Task objective
Every entry that follows should be reproduced exactly.

Raw records
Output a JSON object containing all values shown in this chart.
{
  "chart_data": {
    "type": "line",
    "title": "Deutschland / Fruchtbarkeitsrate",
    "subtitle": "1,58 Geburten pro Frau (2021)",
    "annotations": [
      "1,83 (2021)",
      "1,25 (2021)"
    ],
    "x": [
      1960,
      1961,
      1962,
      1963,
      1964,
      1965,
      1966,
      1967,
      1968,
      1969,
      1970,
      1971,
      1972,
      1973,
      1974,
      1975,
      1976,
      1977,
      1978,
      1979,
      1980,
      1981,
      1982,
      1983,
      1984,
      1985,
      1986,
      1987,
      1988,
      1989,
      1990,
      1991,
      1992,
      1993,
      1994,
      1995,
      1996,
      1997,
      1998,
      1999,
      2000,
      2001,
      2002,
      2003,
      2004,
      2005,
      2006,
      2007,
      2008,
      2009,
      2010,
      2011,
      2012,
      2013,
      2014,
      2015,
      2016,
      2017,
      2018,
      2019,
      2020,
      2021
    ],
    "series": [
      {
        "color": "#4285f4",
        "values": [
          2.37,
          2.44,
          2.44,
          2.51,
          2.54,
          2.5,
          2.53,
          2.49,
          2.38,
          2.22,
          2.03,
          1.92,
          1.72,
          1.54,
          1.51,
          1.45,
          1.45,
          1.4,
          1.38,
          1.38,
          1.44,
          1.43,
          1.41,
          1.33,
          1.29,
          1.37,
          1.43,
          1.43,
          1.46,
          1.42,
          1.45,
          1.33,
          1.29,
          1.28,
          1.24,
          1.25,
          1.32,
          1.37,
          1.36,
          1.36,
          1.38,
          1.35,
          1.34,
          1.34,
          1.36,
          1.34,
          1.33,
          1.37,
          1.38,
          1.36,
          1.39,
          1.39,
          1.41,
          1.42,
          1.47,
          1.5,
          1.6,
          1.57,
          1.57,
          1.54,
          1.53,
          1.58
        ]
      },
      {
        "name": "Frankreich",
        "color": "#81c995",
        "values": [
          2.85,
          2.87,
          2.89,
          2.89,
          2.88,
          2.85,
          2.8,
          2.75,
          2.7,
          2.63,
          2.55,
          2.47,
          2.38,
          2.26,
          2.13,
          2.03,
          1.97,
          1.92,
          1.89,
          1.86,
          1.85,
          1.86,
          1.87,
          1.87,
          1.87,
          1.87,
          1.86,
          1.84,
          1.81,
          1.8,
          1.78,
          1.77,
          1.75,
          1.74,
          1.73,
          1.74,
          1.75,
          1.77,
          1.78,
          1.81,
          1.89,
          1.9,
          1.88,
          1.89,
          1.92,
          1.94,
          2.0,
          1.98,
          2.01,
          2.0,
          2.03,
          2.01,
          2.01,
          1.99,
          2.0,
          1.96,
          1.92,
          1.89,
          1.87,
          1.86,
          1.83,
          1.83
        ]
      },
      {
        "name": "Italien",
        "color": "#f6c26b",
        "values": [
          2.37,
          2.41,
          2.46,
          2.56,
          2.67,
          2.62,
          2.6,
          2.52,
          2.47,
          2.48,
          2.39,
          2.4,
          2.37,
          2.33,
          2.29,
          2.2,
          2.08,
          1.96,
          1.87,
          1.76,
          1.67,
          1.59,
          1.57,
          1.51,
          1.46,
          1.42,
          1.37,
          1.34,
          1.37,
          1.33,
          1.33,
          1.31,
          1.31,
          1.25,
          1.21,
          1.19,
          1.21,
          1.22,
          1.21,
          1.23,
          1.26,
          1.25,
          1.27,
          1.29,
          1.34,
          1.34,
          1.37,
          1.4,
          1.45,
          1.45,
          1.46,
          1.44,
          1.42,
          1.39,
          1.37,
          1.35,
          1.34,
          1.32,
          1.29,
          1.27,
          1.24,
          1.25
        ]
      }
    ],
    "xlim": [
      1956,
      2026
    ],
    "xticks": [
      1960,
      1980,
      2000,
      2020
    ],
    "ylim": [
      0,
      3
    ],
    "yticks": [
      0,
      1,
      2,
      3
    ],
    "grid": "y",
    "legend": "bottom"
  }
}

Exercise answer
Output a JSON object containing all values shown in this chart.
{
  "chart_data": {
    "type": "line",
    "title": "Deutschland / Fruchtbarkeitsrate",
    "subtitle": "1,58 Geburten pro Frau (2021)",
    "annotations": [
      "1,83 (2021)",
      "1,25 (2021)"
    ],
    "x": [
      1960,
      1961,
      1962,
      1963,
      1964,
      1965,
      1966,
      1967,
      1968,
      1969,
      1970,
      1971,
      1972,
      1973,
      1974,
      1975,
      1976,
      1977,
      1978,
      1979,
      1980,
      1981,
      1982,
      1983,
      1984,
      1985,
      1986,
      1987,
      1988,
      1989,
      1990,
      1991,
      1992,
      1993,
      1994,
      1995,
      1996,
      1997,
      1998,
      1999,
      2000,
      2001,
      2002,
      2003,
      2004,
      2005,
      2006,
      2007,
      2008,
      2009,
      2010,
      2011,
      2012,
      2013,
      2014,
      2015,
      2016,
      2017,
      2018,
      2019,
      2020,
      2021
    ],
    "series": [
      {
        "color": "#4285f4",
        "values": [
          2.37,
          2.44,
          2.44,
          2.51,
          2.54,
          2.5,
          2.53,
          2.49,
          2.38,
          2.22,
          2.03,
          1.92,
          1.72,
          1.54,
          1.51,
          1.45,
          1.45,
          1.4,
          1.38,
          1.38,
          1.44,
          1.43,
          1.41,
          1.33,
          1.29,
          1.37,
          1.43,
          1.43,
          1.46,
          1.42,
          1.45,
          1.33,
          1.29,
          1.28,
          1.24,
          1.25,
          1.32,
          1.37,
          1.36,
          1.36,
          1.38,
          1.35,
          1.34,
          1.34,
          1.36,
          1.34,
          1.33,
          1.37,
          1.38,
          1.36,
          1.39,
          1.39,
          1.41,
          1.42,
          1.47,
          1.5,
          1.6,
          1.57,
          1.57,
          1.54,
          1.53,
          1.58
        ]
      },
      {
        "name": "Frankreich",
        "color": "#81c995",
        "values": [
          2.85,
          2.87,
          2.89,
          2.89,
          2.88,
          2.85,
          2.8,
          2.75,
          2.7,
          2.63,
          2.55,
          2.47,
          2.38,
          2.26,
          2.13,
          2.03,
          1.97,
          1.92,
          1.89,
          1.86,
          1.85,
          1.86,
          1.87,
          1.87,
          1.87,
          1.87,
          1.86,
          1.84,
          1.81,
          1.8,
          1.78,
          1.77,
          1.75,
          1.74,
          1.73,
          1.74,
          1.75,
          1.77,
          1.78,
          1.81,
          1.89,
          1.9,
          1.88,
          1.89,
          1.92,
          1.94,
          2.0,
          1.98,
          2.01,
          2.0,
          2.03,
          2.01,
          2.01,
          1.99,
          2.0,
          1.96,
          1.92,
          1.89,
          1.87,
          1.86,
          1.83,
          1.83
        ]
      },
      {
        "name": "Italien",
        "color": "#f6c26b",
        "values": [
          2.37,
          2.41,
          2.46,
          2.56,
          2.67,
          2.62,
          2.6,
          2.52,
          2.47,
          2.48,
          2.39,
          2.4,
          2.37,
          2.33,
          2.29,
          2.2,
          2.08,
          1.96,
          1.87,
          1.76,
          1.67,
          1.59,
          1.57,
          1.51,
          1.46,
          1.42,
          1.37,
          1.34,
          1.37,
          1.33,
          1.33,
          1.31,
          1.31,
          1.25,
          1.21,
          1.19,
          1.21,
          1.22,
          1.21,
          1.23,
          1.26,
          1.25,
          1.27,
          1.29,
          1.34,
          1.34,
          1.37,
          1.4,
          1.45,
          1.45,
          1.46,
          1.44,
          1.42,
          1.39,
          1.37,
          1.35,
          1.34,
          1.32,
          1.29,
          1.27,
          1.24,
          1.25
        ]
      }
    ],
    "xlim": [
      1956,
      2026
    ],
    "xticks": [
      1960,
      1980,
      2000,
      2020
    ],
    "ylim": [
      0,
      3
    ],
    "yticks": [
      0,
      1,
      2,
      3
    ],
    "grid": "y",
    "legend": "bottom"
  }
}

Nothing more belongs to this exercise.